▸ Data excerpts
## START

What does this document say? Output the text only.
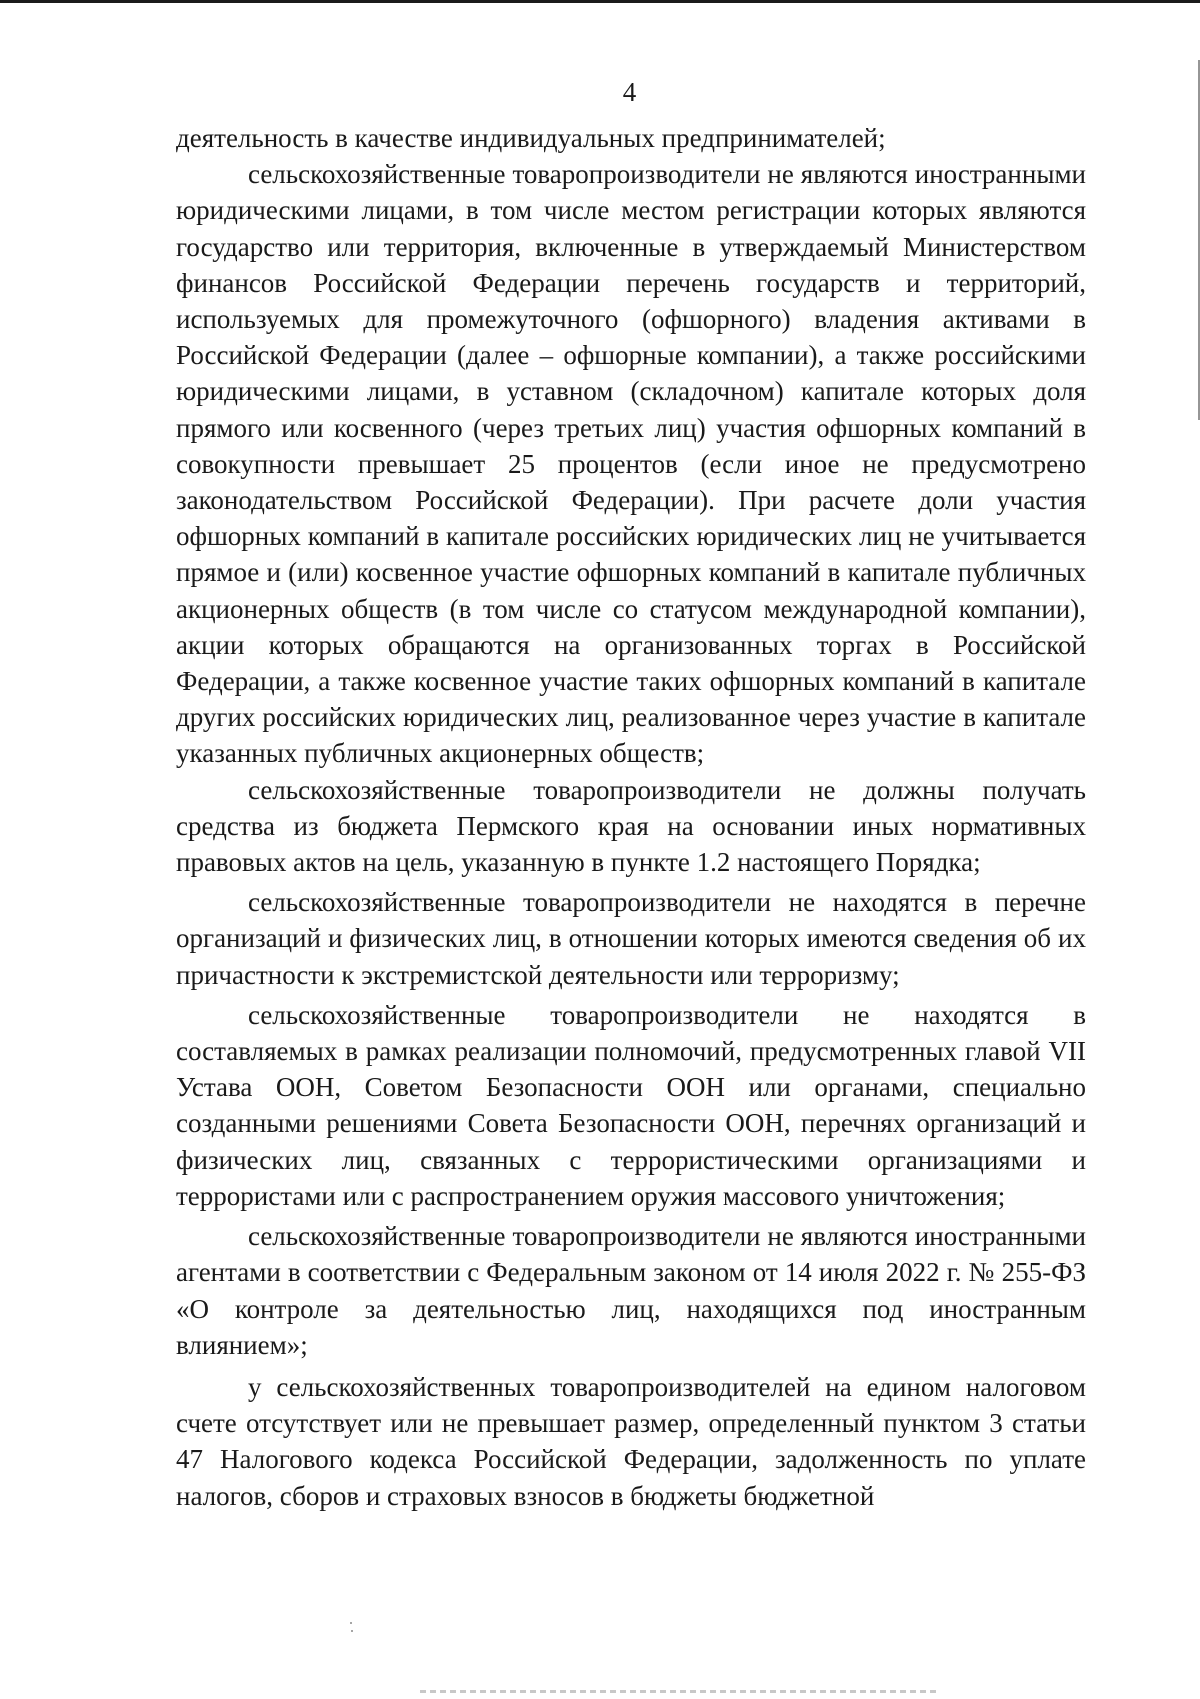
4

деятельность в качестве индивидуальных предпринимателей;

сельскохозяйственные товаропроизводители не являются иностранными юридическими лицами, в том числе местом регистрации которых являются государство или территория, включенные в утверждаемый Министерством финансов Российской Федерации перечень государств и территорий, используемых для промежуточного (офшорного) владения активами в Российской Федерации (далее – офшорные компании), а также российскими юридическими лицами, в уставном (складочном) капитале которых доля прямого или косвенного (через третьих лиц) участия офшорных компаний в совокупности превышает 25 процентов (если иное не предусмотрено законодательством Российской Федерации). При расчете доли участия офшорных компаний в капитале российских юридических лиц не учитывается прямое и (или) косвенное участие офшорных компаний в капитале публичных акционерных обществ (в том числе со статусом международной компании), акции которых обращаются на организованных торгах в Российской Федерации, а также косвенное участие таких офшорных компаний в капитале других российских юридических лиц, реализованное через участие в капитале указанных публичных акционерных обществ;

сельскохозяйственные товаропроизводители не должны получать средства из бюджета Пермского края на основании иных нормативных правовых актов на цель, указанную в пункте 1.2 настоящего Порядка;

сельскохозяйственные товаропроизводители не находятся в перечне организаций и физических лиц, в отношении которых имеются сведения об их причастности к экстремистской деятельности или терроризму;

сельскохозяйственные товаропроизводители не находятся в составляемых в рамках реализации полномочий, предусмотренных главой VII Устава ООН, Советом Безопасности ООН или органами, специально созданными решениями Совета Безопасности ООН, перечнях организаций и физических лиц, связанных с террористическими организациями и террористами или с распространением оружия массового уничтожения;

сельскохозяйственные товаропроизводители не являются иностранными агентами в соответствии с Федеральным законом от 14 июля 2022 г. № 255-ФЗ «О контроле за деятельностью лиц, находящихся под иностранным влиянием»;

у сельскохозяйственных товаропроизводителей на едином налоговом счете отсутствует или не превышает размер, определенный пунктом 3 статьи 47 Налогового кодекса Российской Федерации, задолженность по уплате налогов, сборов и страховых взносов в бюджеты бюджетной
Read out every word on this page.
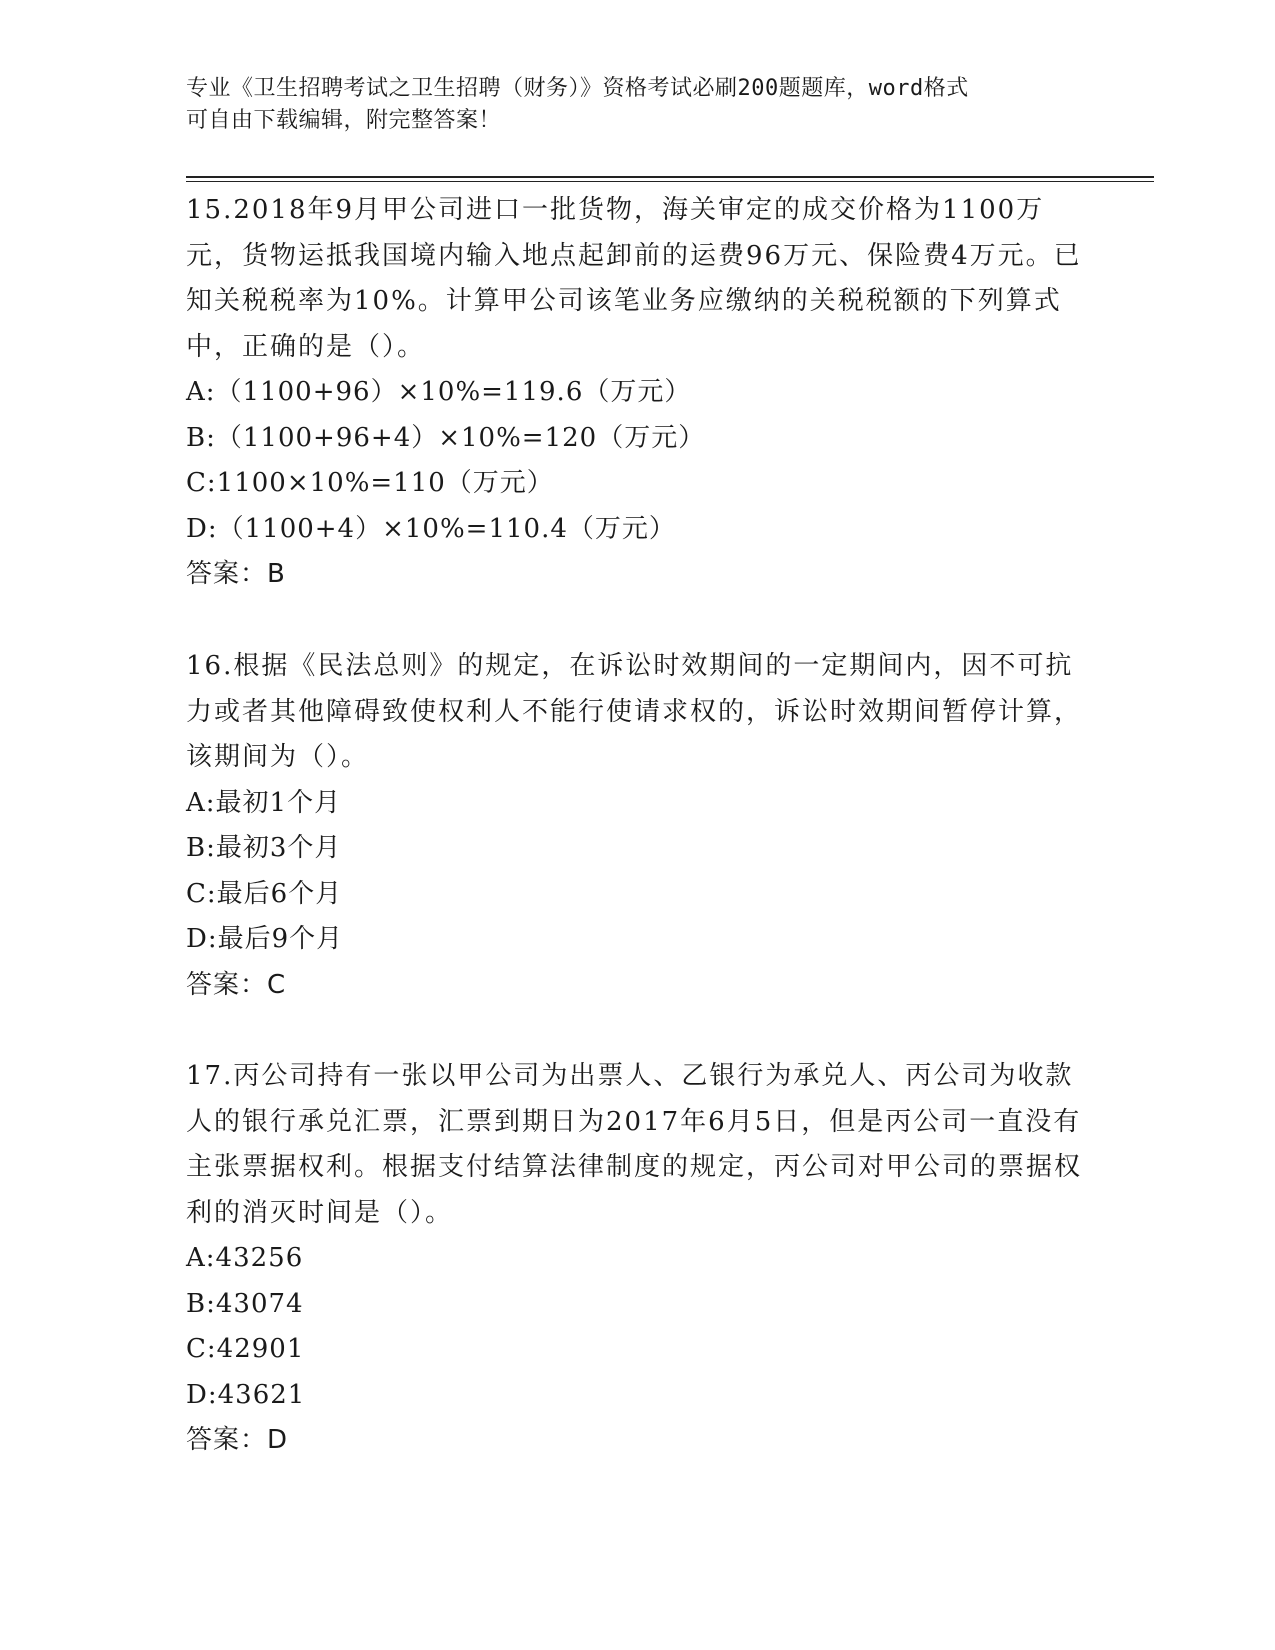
专业《卫生招聘考试之卫生招聘（财务）》资格考试必刷200题题库，word格式
可自由下载编辑，附完整答案！

15.2018年9月甲公司进口一批货物，海关审定的成交价格为1100万元，货物运抵我国境内输入地点起卸前的运费96万元、保险费4万元。已知关税税率为10%。计算甲公司该笔业务应缴纳的关税税额的下列算式中，正确的是（）。

A:（1100+96）×10%=119.6（万元）

B:（1100+96+4）×10%=120（万元）

C:1100×10%=110（万元）

D:（1100+4）×10%=110.4（万元）

答案：B

16.根据《民法总则》的规定，在诉讼时效期间的一定期间内，因不可抗力或者其他障碍致使权利人不能行使请求权的，诉讼时效期间暂停计算，该期间为（）。

A:最初1个月

B:最初3个月

C:最后6个月

D:最后9个月

答案：C

17.丙公司持有一张以甲公司为出票人、乙银行为承兑人、丙公司为收款人的银行承兑汇票，汇票到期日为2017年6月5日，但是丙公司一直没有主张票据权利。根据支付结算法律制度的规定，丙公司对甲公司的票据权利的消灭时间是（）。

A:43256

B:43074

C:42901

D:43621

答案：D
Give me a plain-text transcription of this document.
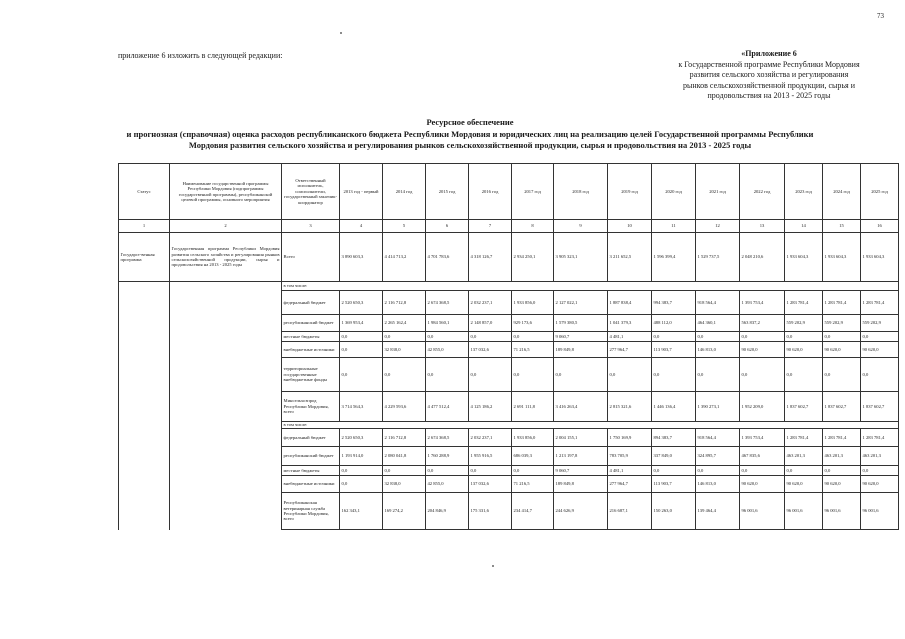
73
приложение 6 изложить в следующей редакции:	«Приложение 6
к Государственной программе Республики Мордовия
развития сельского хозяйства и регулирования
рынков сельскохозяйственной продукции, сырья и
продовольствия на 2013 - 2025 годы
Ресурсное обеспечение
и прогнозная (справочная) оценка расходов республиканского бюджета Республики Мордовия и юридических лиц на реализацию целей Государственной программы Республики
Мордовия развития сельского хозяйства и регулирования рынков сельскохозяйственной продукции, сырья и продовольствия на 2013 - 2025 годы
Статус	Наименование государственной программы Республики Мордовия (подпрограммы государственной программы), республиканской целевой программы, основного мероприятия	Ответственный исполнитель, соисполнители, государственный заказчик-координатор	2013 год - первый	2014 год	2015 год	2016 год	2017 год	2018 год	2019 год	2020 год	2021 год	2022 год	2023 год	2024 год	2025 год
1	2	3	4	5	6	7	8	9	10	11	12	13	14	15	16
Государст-венная программа	Государственная программа Республики Мордовия развития сельского хозяйства и регулирования рынков сельскохозяйственной продукции, сырья и продовольствия на 2013 - 2025 годы	Всего	3 890 603,3	4 414 713,2	4 701 783,6	4 318 126,7	2 934 250,1	3 905 323,1	3 211 652,5	1 596 399,4	1 529 737,5	2 048 210,6	1 933 604,3	1 933 604,3	1 933 604,3
		в том числе:													
		федеральный бюджет	2 520 650,3	2 116 712,8	2 674 368,5	2 032 237,1	1 933 856,0	2 127 022,1	1 887 838,4	994 383,7	918 564,4	1 393 753,4	1 283 781,4	1 283 781,4	1 283 781,4
		республиканский бюджет	1 369 953,4	2 265 162,4	1 984 560,1	2 148 857,0	929 173,6	1 579 380,5	1 041 379,3	488 112,0	464 360,1	563 837,2	559 202,9	559 202,9	559 202,9
		местные бюджеты	0,0	0,0	0,0	0,0	0,0	9 060,7	4 481,1	0,0	0,0	0,0	0,0	0,0	0,0
		внебюджетные источники	0,0	32 838,0	42 855,0	137 032,6	71 216,5	189 849,8	277 964,7	113 903,7	146 813,0	90 620,0	90 620,0	90 620,0	90 620,0
		территориальные государственные внебюджетные фонды	0,0	0,0	0,0	0,0	0,0	0,0	0,0	0,0	0,0	0,0	0,0	0,0	0,0
		Минсельхозпрод Республики Мордовия, всего	3 714 564,3	4 229 593,6	4 477 512,4	4 125 186,2	2 691 111,8	3 416 263,4	2 815 321,6	1 446 136,4	1 390 273,1	1 952 209,0	1 837 602,7	1 837 602,7	1 837 602,7
		в том числе:													
		федеральный бюджет	2 520 650,3	2 116 712,8	2 674 368,5	2 032 237,1	1 933 856,0	2 004 155,1	1 750 169,9	894 383,7	918 564,4	1 393 753,4	1 283 781,4	1 283 781,4	1 283 781,4
		республиканский бюджет	1 193 914,0	2 080 041,8	1 760 288,9	1 955 916,5	686 039,3	1 213 197,8	783 705,9	337 849,0	324 895,7	467 835,6	463 201,3	463 201,3	463 201,3
		местные бюджеты	0,0	0,0	0,0	0,0	0,0	9 060,7	4 481,1	0,0	0,0	0,0	0,0	0,0	0,0
		внебюджетные источники	0,0	32 838,0	42 855,0	137 032,6	71 216,5	189 849,8	277 964,7	113 903,7	146 813,0	90 620,0	90 620,0	90 620,0	90 620,0
		Республиканская ветеринарная служба Республики Мордовия, всего	162 343,1	169 274,2	204 846,9	175 331,6	234 414,7	244 626,9	216 687,1	150 263,0	139 464,4	96 001,6	96 001,6	96 001,6	96 001,6
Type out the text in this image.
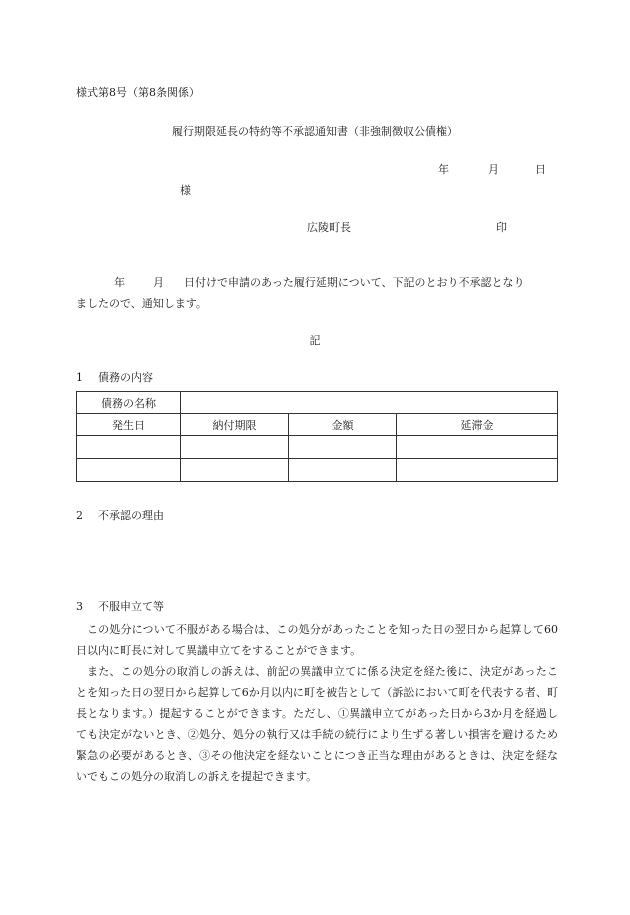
様式第8号（第8条関係）
履行期限延長の特約等不承認通知書（非強制徴収公債権）
年	月	日
様
広陵町長	印
年	月 日付けで申請のあった履行延期について、下記のとおり不承認となり
ましたので、通知します。
記
1 債務の内容
債務の名称			
発生日	納付期限	金額	延滞金

2 不承認の理由
3 不服申立て等
この処分について不服がある場合は、この処分があったことを知った日の翌日から起算して60日以内に町長に対して異議申立てをすることができます。
また、この処分の取消しの訴えは、前記の異議申立てに係る決定を経た後に、決定があったことを知った日の翌日から起算して6か月以内に町を被告として（訴訟において町を代表する者、町長となります。）提起することができます。ただし、①異議申立てがあった日から3か月を経過しても決定がないとき、②処分、処分の執行又は手続の続行により生ずる著しい損害を避けるため緊急の必要があるとき、③その他決定を経ないことにつき正当な理由があるときは、決定を経ないでもこの処分の取消しの訴えを提起できます。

## END

▸ Aim
Copy exactly the lines from the one containing "Type out the text in this image." through the final line of the records above, both included, and leave out any pictures.

▸ Exercise solution
Type out the text in this image.
様式第8号（第8条関係）
履行期限延長の特約等不承認通知書（非強制徴収公債権）
年	月	日
様
広陵町長	印
年	月 日付けで申請のあった履行延期について、下記のとおり不承認となり
ましたので、通知します。
記
1 債務の内容
債務の名称			
発生日	納付期限	金額	延滞金

2 不承認の理由
3 不服申立て等
この処分について不服がある場合は、この処分があったことを知った日の翌日から起算して60日以内に町長に対して異議申立てをすることができます。
また、この処分の取消しの訴えは、前記の異議申立てに係る決定を経た後に、決定があったことを知った日の翌日から起算して6か月以内に町を被告として（訴訟において町を代表する者、町長となります。）提起することができます。ただし、①異議申立てがあった日から3か月を経過しても決定がないとき、②処分、処分の執行又は手続の続行により生ずる著しい損害を避けるため緊急の必要があるとき、③その他決定を経ないことにつき正当な理由があるときは、決定を経ないでもこの処分の取消しの訴えを提起できます。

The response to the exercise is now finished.